Task to carry out:
Only lines holding the string "调出一人" are wanted; copy each one from the material.

Supplied material:
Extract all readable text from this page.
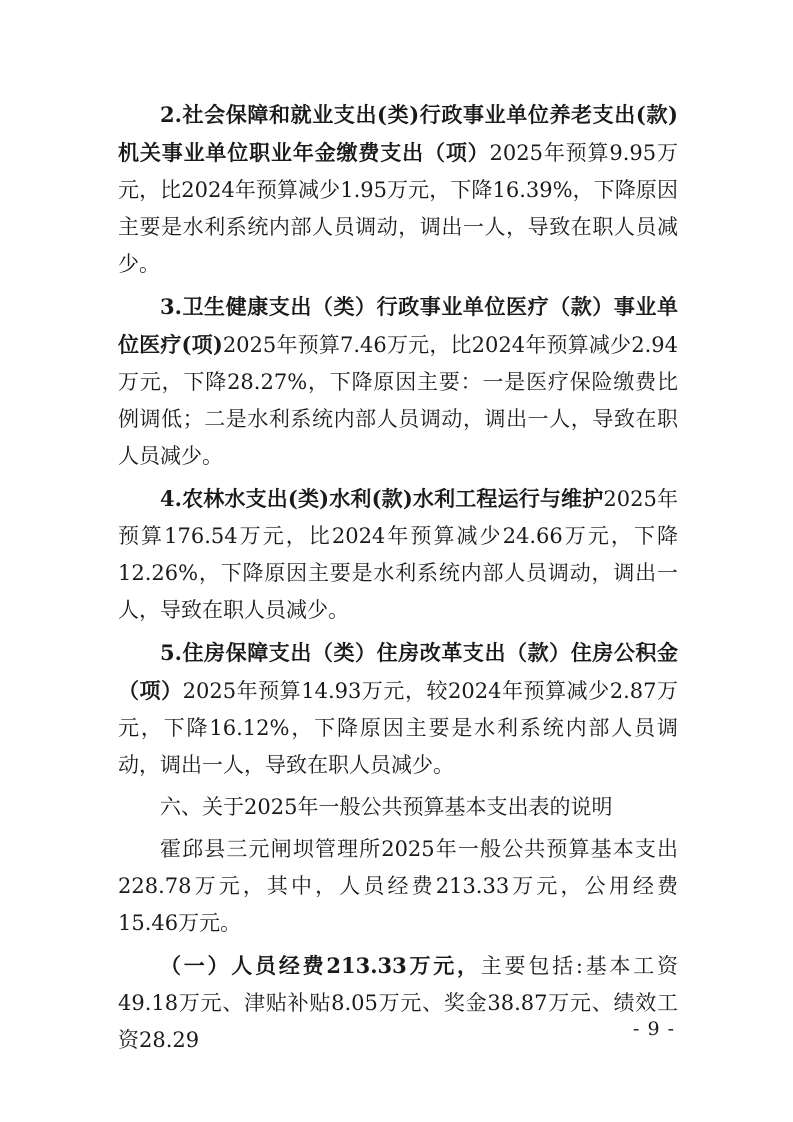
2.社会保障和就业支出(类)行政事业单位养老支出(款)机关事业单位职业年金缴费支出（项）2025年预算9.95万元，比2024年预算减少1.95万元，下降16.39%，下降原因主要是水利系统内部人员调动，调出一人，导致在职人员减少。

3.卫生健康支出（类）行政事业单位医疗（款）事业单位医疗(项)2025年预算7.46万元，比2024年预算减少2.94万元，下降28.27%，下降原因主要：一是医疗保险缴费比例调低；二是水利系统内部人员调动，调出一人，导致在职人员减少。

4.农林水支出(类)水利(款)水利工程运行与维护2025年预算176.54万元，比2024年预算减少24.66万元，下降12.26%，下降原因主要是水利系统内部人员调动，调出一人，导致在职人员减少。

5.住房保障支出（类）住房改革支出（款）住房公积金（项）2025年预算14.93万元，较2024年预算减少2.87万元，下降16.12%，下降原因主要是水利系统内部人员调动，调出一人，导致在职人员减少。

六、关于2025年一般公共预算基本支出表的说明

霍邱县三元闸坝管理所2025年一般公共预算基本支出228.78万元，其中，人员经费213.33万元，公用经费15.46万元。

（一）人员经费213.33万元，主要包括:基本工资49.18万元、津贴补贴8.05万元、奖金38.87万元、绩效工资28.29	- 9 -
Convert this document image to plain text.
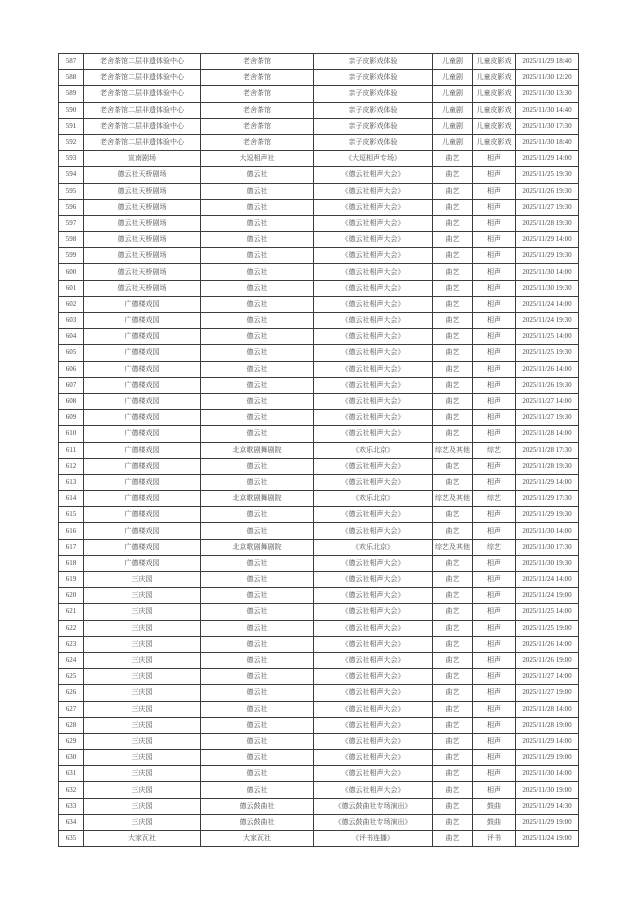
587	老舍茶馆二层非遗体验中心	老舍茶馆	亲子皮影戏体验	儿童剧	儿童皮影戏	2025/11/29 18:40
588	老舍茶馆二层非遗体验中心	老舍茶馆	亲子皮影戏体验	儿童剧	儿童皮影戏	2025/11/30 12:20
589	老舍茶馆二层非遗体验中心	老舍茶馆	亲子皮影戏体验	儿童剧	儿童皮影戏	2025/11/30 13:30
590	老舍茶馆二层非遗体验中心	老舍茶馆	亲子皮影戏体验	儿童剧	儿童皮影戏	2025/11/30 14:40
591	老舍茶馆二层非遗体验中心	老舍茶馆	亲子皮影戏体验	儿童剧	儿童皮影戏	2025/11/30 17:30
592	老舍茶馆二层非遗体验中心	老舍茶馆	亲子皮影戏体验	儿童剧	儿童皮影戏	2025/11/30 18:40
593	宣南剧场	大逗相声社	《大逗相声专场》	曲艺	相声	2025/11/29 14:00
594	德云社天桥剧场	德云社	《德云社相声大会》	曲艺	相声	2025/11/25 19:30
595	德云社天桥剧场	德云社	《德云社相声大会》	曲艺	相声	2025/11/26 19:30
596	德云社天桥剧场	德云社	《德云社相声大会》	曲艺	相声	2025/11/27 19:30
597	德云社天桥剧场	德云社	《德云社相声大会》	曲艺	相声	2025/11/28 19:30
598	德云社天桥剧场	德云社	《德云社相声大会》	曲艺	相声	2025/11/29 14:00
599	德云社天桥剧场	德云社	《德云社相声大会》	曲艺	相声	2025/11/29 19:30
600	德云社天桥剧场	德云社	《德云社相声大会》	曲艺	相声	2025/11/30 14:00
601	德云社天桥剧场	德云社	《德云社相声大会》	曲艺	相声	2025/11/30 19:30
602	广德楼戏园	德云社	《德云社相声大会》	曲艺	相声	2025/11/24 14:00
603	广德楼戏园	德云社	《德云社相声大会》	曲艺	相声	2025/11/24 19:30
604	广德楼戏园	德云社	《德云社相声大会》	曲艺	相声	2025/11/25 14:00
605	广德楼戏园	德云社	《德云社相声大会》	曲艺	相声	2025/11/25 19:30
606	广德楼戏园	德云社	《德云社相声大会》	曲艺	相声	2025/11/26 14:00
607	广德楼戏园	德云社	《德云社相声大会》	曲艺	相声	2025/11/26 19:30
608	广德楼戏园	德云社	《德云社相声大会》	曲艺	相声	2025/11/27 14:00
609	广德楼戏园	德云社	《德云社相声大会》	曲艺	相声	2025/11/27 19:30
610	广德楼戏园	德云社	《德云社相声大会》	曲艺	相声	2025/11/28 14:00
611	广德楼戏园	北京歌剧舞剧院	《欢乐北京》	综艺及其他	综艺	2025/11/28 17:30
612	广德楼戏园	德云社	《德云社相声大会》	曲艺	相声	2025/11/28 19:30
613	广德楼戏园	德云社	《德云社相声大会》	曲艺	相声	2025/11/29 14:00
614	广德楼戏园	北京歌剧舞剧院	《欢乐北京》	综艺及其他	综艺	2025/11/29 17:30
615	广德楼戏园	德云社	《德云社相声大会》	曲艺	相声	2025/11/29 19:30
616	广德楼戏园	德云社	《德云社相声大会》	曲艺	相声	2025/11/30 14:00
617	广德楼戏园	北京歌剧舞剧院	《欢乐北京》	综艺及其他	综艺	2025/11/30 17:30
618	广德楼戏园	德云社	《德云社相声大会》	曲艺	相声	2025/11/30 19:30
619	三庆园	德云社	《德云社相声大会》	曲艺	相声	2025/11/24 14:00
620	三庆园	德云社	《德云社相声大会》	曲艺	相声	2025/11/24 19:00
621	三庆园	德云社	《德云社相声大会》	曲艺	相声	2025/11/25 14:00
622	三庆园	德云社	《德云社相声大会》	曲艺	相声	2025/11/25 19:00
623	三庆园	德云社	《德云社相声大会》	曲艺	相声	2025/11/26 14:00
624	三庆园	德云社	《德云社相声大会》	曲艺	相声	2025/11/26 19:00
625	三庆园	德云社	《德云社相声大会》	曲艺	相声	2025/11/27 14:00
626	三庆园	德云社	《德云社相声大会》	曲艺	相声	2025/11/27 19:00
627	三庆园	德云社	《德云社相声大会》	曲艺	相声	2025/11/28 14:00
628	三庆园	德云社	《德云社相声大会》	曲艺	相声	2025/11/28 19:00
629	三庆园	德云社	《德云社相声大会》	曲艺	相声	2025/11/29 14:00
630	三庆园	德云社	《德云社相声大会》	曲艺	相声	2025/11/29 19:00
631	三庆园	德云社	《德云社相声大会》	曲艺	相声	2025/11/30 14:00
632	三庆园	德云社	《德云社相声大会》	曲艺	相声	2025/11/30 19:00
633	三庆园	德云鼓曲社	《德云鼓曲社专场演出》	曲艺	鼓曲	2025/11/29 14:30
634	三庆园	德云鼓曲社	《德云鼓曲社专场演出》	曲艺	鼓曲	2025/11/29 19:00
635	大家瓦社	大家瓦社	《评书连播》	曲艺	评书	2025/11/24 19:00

...

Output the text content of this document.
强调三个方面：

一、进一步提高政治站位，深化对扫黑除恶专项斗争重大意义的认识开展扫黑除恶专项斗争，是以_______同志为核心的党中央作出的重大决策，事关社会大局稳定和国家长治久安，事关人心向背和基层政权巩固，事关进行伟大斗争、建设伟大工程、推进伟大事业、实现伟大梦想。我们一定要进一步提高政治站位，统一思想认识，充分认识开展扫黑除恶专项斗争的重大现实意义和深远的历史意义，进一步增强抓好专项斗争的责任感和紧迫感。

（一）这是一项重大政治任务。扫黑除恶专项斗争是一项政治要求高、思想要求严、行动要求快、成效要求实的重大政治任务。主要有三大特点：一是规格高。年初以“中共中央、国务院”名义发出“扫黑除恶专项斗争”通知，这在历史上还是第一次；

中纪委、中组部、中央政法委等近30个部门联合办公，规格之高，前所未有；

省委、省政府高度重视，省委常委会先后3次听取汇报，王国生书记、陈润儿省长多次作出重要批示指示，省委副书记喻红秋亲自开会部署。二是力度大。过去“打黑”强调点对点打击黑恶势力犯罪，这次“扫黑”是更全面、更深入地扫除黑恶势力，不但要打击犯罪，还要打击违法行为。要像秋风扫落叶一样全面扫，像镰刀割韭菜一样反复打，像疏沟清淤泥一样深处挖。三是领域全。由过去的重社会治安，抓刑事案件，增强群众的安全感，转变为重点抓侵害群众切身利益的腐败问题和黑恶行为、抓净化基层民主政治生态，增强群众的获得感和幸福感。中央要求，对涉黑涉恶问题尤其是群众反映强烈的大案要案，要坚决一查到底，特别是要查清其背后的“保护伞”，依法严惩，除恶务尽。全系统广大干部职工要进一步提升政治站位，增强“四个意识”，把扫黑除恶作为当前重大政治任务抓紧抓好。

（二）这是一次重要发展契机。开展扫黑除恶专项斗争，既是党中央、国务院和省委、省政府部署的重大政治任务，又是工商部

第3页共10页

==

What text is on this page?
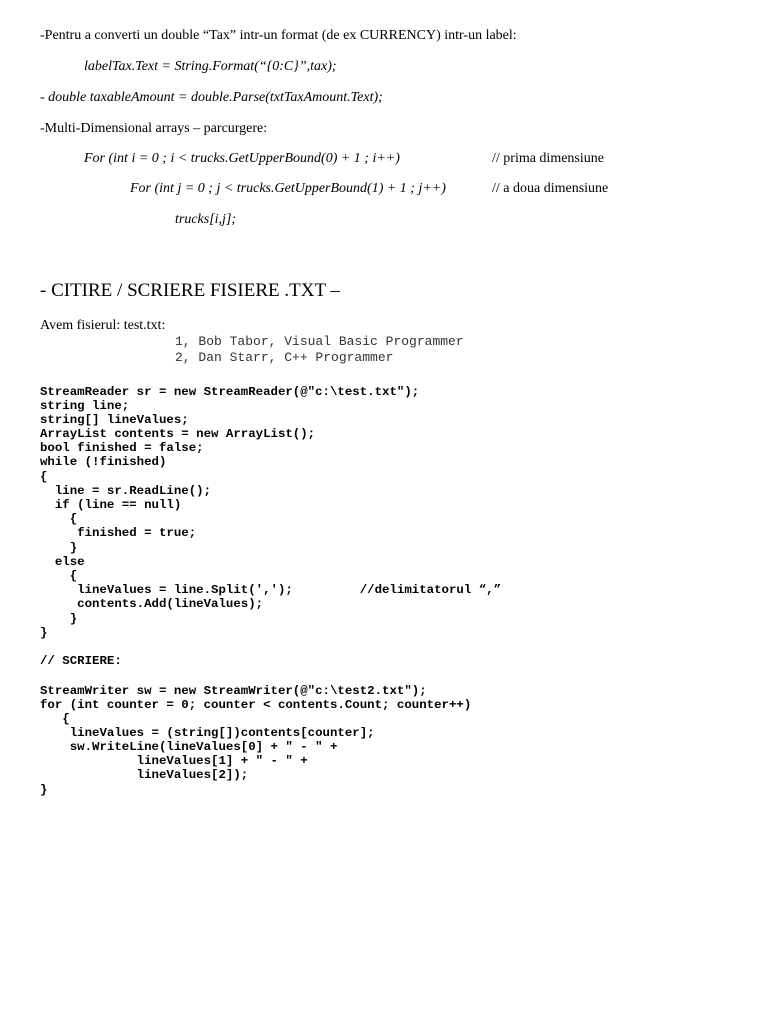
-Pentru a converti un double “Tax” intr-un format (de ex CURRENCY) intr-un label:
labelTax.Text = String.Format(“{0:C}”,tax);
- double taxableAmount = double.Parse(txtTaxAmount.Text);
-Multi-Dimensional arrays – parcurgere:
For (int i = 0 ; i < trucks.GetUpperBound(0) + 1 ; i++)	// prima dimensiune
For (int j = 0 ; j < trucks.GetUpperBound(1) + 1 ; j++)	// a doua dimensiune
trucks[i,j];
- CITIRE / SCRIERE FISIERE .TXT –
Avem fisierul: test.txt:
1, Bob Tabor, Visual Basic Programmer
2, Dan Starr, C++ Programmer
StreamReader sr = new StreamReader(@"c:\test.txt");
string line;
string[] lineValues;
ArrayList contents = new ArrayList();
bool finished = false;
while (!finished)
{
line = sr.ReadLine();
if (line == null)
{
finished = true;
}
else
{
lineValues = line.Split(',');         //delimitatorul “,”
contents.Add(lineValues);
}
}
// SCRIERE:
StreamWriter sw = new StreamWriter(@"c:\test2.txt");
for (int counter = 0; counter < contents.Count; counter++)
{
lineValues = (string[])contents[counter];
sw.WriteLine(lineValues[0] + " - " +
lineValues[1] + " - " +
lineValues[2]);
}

Exercise output:
2.社会保障和就业支出(类)行政事业单位养老支出(款)机关事业单位职业年金缴费支出（项）2025年预算9.95万元，比2024年预算减少1.95万元，下降16.39%，下降原因主要是水利系统内部人员调动，调出一人，导致在职人员减少。
3.卫生健康支出（类）行政事业单位医疗（款）事业单位医疗(项)2025年预算7.46万元，比2024年预算减少2.94万元，下降28.27%，下降原因主要：一是医疗保险缴费比例调低；二是水利系统内部人员调动，调出一人，导致在职人员减少。
4.农林水支出(类)水利(款)水利工程运行与维护2025年预算176.54万元，比2024年预算减少24.66万元，下降12.26%，下降原因主要是水利系统内部人员调动，调出一人，导致在职人员减少。
5.住房保障支出（类）住房改革支出（款）住房公积金（项）2025年预算14.93万元，较2024年预算减少2.87万元，下降16.12%，下降原因主要是水利系统内部人员调动，调出一人，导致在职人员减少。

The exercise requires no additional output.